=== Stored data ===
# # # # # # #

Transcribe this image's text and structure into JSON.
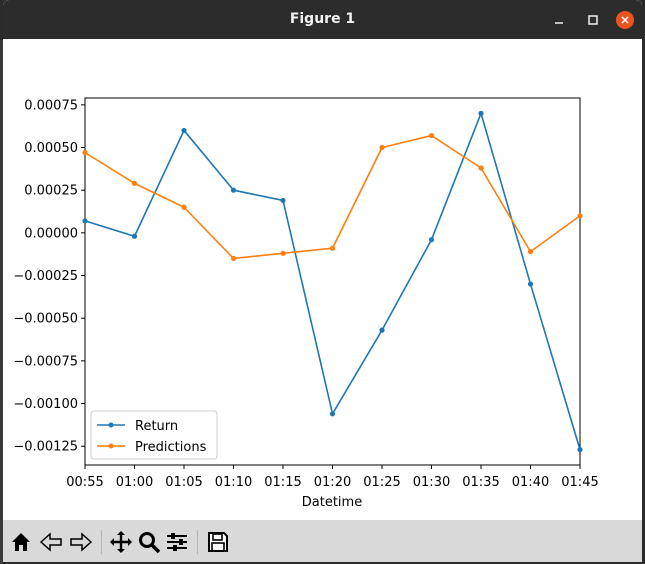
{
  "window": {
    "title": "Figure 1"
  },
  "toolbar": {
    "buttons": [
      "home-icon",
      "back-icon",
      "forward-icon",
      "pan-icon",
      "zoom-icon",
      "configure-subplots-icon",
      "save-icon"
    ]
  },
  "colors": {
    "return": "#1f77b4",
    "predictions": "#ff7f0e",
    "titlebar": "#2c2c2c",
    "close": "#e95420",
    "toolbar": "#d9d9d9"
  },
  "chart_data": {
    "type": "line",
    "title": "",
    "xlabel": "Datetime",
    "ylabel": "",
    "categories": [
      "00:55",
      "01:00",
      "01:05",
      "01:10",
      "01:15",
      "01:20",
      "01:25",
      "01:30",
      "01:35",
      "01:40",
      "01:45"
    ],
    "yticks": [
      "0.00075",
      "0.00050",
      "0.00025",
      "0.00000",
      "−0.00025",
      "−0.00050",
      "−0.00075",
      "−0.00100",
      "−0.00125"
    ],
    "ylim": [
      -0.00136,
      0.00079
    ],
    "legend_position": "lower-left",
    "grid": false,
    "series": [
      {
        "name": "Return",
        "values": [
          7e-05,
          -2e-05,
          0.0006,
          0.00025,
          0.00019,
          -0.00106,
          -0.00057,
          -4e-05,
          0.0007,
          -0.0003,
          -0.00127
        ]
      },
      {
        "name": "Predictions",
        "values": [
          0.00047,
          0.00029,
          0.00015,
          -0.00015,
          -0.00012,
          -9e-05,
          0.0005,
          0.00057,
          0.00038,
          -0.00011,
          0.0001
        ]
      }
    ]
  }
}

# # # # # # #

=== Directions for this task ===
Repeat the material above in full and unchanged, minus its images.

=== Answer in full ===
Transcribe this image's text and structure into JSON.
{
  "window": {
    "title": "Figure 1"
  },
  "toolbar": {
    "buttons": [
      "home-icon",
      "back-icon",
      "forward-icon",
      "pan-icon",
      "zoom-icon",
      "configure-subplots-icon",
      "save-icon"
    ]
  },
  "colors": {
    "return": "#1f77b4",
    "predictions": "#ff7f0e",
    "titlebar": "#2c2c2c",
    "close": "#e95420",
    "toolbar": "#d9d9d9"
  },
  "chart_data": {
    "type": "line",
    "title": "",
    "xlabel": "Datetime",
    "ylabel": "",
    "categories": [
      "00:55",
      "01:00",
      "01:05",
      "01:10",
      "01:15",
      "01:20",
      "01:25",
      "01:30",
      "01:35",
      "01:40",
      "01:45"
    ],
    "yticks": [
      "0.00075",
      "0.00050",
      "0.00025",
      "0.00000",
      "−0.00025",
      "−0.00050",
      "−0.00075",
      "−0.00100",
      "−0.00125"
    ],
    "ylim": [
      -0.00136,
      0.00079
    ],
    "legend_position": "lower-left",
    "grid": false,
    "series": [
      {
        "name": "Return",
        "values": [
          7e-05,
          -2e-05,
          0.0006,
          0.00025,
          0.00019,
          -0.00106,
          -0.00057,
          -4e-05,
          0.0007,
          -0.0003,
          -0.00127
        ]
      },
      {
        "name": "Predictions",
        "values": [
          0.00047,
          0.00029,
          0.00015,
          -0.00015,
          -0.00012,
          -9e-05,
          0.0005,
          0.00057,
          0.00038,
          -0.00011,
          0.0001
        ]
      }
    ]
  }
}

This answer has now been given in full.